*DATA EXCERPTS*

=====

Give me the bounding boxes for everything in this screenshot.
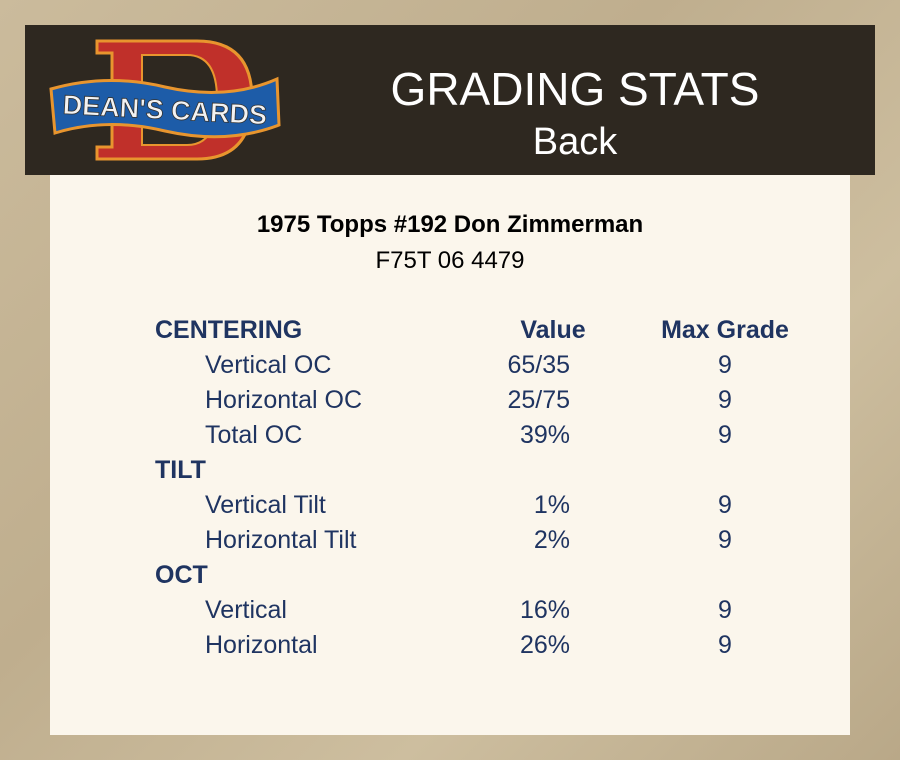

=====

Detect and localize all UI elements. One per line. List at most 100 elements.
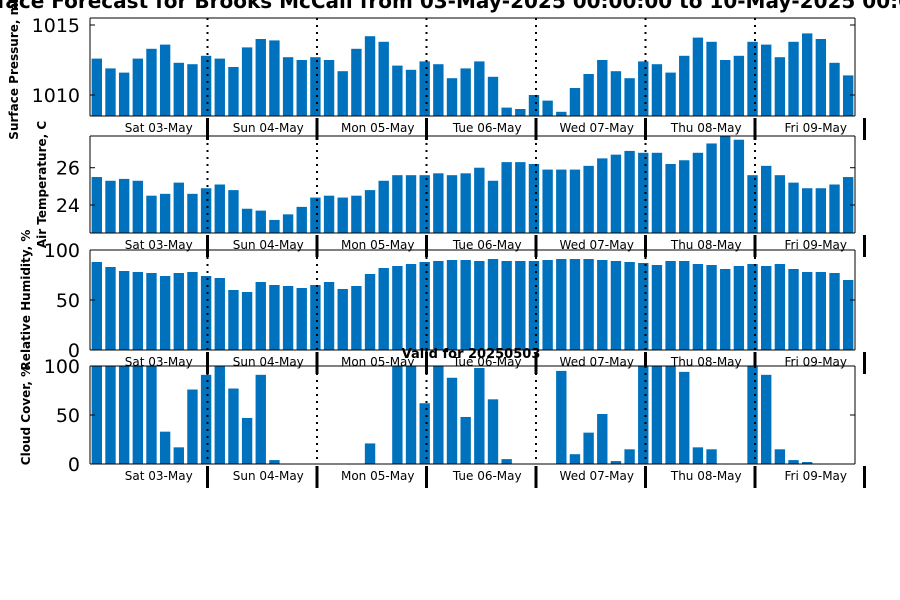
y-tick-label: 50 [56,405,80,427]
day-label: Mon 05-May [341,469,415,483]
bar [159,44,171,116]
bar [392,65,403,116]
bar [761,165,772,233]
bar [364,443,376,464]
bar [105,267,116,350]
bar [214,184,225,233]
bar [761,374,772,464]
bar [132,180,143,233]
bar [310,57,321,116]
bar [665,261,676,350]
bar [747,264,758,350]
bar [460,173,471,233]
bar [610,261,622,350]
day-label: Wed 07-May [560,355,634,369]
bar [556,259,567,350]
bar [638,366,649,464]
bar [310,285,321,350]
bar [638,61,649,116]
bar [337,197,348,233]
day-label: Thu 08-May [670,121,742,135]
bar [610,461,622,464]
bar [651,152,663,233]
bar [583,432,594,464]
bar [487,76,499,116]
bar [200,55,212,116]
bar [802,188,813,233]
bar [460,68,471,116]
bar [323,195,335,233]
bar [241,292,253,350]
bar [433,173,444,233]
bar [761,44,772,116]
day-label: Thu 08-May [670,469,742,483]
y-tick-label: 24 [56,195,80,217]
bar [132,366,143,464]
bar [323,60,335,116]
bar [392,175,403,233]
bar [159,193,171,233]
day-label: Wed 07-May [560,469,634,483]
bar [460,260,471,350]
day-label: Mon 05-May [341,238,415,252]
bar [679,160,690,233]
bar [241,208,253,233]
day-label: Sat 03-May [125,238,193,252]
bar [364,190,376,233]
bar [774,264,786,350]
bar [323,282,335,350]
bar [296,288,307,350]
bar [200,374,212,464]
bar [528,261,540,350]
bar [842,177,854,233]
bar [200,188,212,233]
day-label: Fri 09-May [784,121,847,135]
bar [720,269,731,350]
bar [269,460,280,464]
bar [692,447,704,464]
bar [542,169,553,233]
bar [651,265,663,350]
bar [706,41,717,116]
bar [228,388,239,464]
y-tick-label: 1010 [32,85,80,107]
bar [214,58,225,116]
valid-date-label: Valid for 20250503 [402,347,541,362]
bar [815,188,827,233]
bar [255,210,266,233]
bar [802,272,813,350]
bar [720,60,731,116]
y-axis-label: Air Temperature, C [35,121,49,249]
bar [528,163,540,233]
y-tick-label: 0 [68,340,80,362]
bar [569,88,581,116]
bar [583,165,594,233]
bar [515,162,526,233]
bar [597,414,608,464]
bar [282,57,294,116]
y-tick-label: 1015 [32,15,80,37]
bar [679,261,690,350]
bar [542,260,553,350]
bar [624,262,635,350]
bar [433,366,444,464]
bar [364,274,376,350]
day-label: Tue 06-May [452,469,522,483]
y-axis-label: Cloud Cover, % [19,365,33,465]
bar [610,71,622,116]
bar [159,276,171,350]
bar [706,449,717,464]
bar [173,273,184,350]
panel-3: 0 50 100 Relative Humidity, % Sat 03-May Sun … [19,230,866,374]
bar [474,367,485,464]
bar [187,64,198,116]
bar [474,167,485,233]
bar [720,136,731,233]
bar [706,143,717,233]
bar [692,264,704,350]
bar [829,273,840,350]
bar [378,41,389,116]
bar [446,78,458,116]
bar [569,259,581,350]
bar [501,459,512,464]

=====

*EXERCISE*
Print the lines of the records above without changes, starting at the line that contains "Detect and localize" and ending at the line that contains "bar [815,188,827,233]". Leave the pictures out.

*SOLUTION FOR THIS EXERCISE*
Detect and localize all UI elements. One per line. List at most 100 elements.
y-tick-label: 50 [56,405,80,427]
day-label: Mon 05-May [341,469,415,483]
bar [159,44,171,116]
bar [392,65,403,116]
bar [761,165,772,233]
bar [364,443,376,464]
bar [105,267,116,350]
bar [214,184,225,233]
bar [761,374,772,464]
bar [132,180,143,233]
bar [310,57,321,116]
bar [665,261,676,350]
bar [747,264,758,350]
bar [460,173,471,233]
bar [610,261,622,350]
day-label: Wed 07-May [560,355,634,369]
bar [556,259,567,350]
bar [638,366,649,464]
bar [310,285,321,350]
bar [638,61,649,116]
bar [337,197,348,233]
day-label: Thu 08-May [670,121,742,135]
bar [610,461,622,464]
bar [651,152,663,233]
bar [583,432,594,464]
bar [487,76,499,116]
bar [200,55,212,116]
bar [802,188,813,233]
bar [460,68,471,116]
bar [323,195,335,233]
bar [241,292,253,350]
bar [433,173,444,233]
bar [761,44,772,116]
day-label: Thu 08-May [670,469,742,483]
y-tick-label: 24 [56,195,80,217]
bar [132,366,143,464]
bar [323,60,335,116]
bar [392,175,403,233]
bar [159,193,171,233]
day-label: Wed 07-May [560,469,634,483]
bar [460,260,471,350]
day-label: Mon 05-May [341,238,415,252]
bar [679,160,690,233]
bar [241,208,253,233]
day-label: Sat 03-May [125,238,193,252]
bar [364,190,376,233]
bar [774,264,786,350]
bar [323,282,335,350]
bar [296,288,307,350]
bar [200,374,212,464]
bar [528,261,540,350]
bar [842,177,854,233]
bar [200,188,212,233]
day-label: Fri 09-May [784,121,847,135]
bar [720,269,731,350]
bar [269,460,280,464]
bar [692,447,704,464]
bar [542,169,553,233]
bar [651,265,663,350]
bar [706,41,717,116]
bar [228,388,239,464]
y-tick-label: 1010 [32,85,80,107]
bar [214,58,225,116]
valid-date-label: Valid for 20250503 [402,347,541,362]
bar [815,188,827,233]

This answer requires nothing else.